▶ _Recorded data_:
************
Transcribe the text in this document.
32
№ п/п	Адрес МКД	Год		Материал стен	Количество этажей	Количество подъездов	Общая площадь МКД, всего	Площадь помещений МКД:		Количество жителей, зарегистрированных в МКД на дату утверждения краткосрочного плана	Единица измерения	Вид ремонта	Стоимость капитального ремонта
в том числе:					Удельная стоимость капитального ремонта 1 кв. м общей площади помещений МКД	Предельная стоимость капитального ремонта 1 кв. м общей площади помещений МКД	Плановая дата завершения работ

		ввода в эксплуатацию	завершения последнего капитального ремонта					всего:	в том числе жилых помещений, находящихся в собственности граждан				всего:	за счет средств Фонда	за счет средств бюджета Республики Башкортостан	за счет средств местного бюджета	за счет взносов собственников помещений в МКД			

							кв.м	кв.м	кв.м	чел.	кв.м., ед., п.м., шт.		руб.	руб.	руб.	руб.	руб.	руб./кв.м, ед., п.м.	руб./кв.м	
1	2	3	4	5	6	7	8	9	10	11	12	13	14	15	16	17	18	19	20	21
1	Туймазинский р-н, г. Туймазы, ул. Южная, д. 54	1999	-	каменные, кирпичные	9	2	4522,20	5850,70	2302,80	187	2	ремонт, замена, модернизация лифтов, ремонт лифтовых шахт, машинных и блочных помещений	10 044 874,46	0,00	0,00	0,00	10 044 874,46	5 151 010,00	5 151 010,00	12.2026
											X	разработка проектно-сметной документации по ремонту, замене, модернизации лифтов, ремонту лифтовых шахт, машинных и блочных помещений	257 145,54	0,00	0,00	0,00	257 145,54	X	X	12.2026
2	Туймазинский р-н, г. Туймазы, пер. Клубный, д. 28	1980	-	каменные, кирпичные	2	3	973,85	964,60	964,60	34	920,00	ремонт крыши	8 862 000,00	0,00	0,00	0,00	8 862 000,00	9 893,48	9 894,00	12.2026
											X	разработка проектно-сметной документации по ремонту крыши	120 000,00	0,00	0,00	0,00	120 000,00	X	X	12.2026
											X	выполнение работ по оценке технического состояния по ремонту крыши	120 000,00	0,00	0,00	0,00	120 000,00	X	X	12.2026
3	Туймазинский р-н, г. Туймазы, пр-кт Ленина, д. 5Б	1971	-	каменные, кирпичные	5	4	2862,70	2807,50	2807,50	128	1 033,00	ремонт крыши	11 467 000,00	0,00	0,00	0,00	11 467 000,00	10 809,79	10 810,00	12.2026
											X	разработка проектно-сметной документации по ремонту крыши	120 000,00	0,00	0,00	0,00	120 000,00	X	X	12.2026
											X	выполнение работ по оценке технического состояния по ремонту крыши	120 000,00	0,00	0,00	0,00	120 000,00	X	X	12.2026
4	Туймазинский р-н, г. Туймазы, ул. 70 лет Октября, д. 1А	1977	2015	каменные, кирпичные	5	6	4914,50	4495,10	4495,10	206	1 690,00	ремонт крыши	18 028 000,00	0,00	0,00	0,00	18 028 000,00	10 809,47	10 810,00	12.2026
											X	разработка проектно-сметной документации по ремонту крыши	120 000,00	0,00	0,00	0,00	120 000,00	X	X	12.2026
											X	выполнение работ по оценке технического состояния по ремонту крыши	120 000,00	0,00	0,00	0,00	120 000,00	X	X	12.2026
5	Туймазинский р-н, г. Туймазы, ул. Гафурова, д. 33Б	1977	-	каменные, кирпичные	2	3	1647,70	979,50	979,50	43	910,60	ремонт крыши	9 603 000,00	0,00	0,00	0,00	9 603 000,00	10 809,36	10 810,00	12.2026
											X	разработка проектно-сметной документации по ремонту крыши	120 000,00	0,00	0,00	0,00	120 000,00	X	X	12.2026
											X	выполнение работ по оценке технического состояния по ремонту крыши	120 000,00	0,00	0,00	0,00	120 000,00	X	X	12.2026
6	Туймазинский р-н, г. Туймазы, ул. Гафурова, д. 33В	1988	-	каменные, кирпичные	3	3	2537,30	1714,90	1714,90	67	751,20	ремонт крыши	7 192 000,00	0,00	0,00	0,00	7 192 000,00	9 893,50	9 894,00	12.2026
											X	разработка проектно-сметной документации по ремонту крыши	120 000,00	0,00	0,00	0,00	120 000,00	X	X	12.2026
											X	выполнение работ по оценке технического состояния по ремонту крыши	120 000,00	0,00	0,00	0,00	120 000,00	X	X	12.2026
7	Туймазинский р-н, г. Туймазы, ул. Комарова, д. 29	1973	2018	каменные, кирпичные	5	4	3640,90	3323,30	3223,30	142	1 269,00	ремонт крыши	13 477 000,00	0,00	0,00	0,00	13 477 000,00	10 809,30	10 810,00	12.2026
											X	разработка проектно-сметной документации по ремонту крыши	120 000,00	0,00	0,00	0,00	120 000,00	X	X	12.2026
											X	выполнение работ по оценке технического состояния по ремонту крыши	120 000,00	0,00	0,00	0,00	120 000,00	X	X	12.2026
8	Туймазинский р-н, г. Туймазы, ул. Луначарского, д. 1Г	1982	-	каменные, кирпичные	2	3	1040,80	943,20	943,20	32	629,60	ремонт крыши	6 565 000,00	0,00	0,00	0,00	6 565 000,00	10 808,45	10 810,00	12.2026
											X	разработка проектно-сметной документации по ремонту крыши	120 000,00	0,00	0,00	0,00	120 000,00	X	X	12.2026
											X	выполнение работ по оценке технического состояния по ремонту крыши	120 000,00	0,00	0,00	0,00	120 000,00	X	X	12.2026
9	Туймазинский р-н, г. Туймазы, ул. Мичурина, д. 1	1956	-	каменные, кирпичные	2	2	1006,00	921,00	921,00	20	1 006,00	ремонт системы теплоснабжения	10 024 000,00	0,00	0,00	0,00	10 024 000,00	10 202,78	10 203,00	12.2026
************
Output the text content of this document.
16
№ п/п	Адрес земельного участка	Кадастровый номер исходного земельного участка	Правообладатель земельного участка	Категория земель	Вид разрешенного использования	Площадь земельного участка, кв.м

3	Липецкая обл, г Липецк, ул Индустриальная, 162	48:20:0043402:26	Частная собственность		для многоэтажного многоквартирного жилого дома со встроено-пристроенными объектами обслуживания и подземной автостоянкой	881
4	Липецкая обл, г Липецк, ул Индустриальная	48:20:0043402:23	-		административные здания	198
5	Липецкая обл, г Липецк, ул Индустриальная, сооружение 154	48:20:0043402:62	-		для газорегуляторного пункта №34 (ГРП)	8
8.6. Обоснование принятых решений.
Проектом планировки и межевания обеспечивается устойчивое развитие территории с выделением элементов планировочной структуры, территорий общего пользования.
************
▶ _Given exercise_:
Copy all lines from the material that hold "шахт".

▶ _Response below_:
1	Туймазинский р-н, г. Туймазы, ул. Южная, д. 54	1999	-	каменные, кирпичные	9	2	4522,20	5850,70	2302,80	187	2	ремонт, замена, модернизация лифтов, ремонт лифтовых шахт, машинных и блочных помещений	10 044 874,46	0,00	0,00	0,00	10 044 874,46	5 151 010,00	5 151 010,00	12.2026
											X	разработка проектно-сметной документации по ремонту, замене, модернизации лифтов, ремонту лифтовых шахт, машинных и блочных помещений	257 145,54	0,00	0,00	0,00	257 145,54	X	X	12.2026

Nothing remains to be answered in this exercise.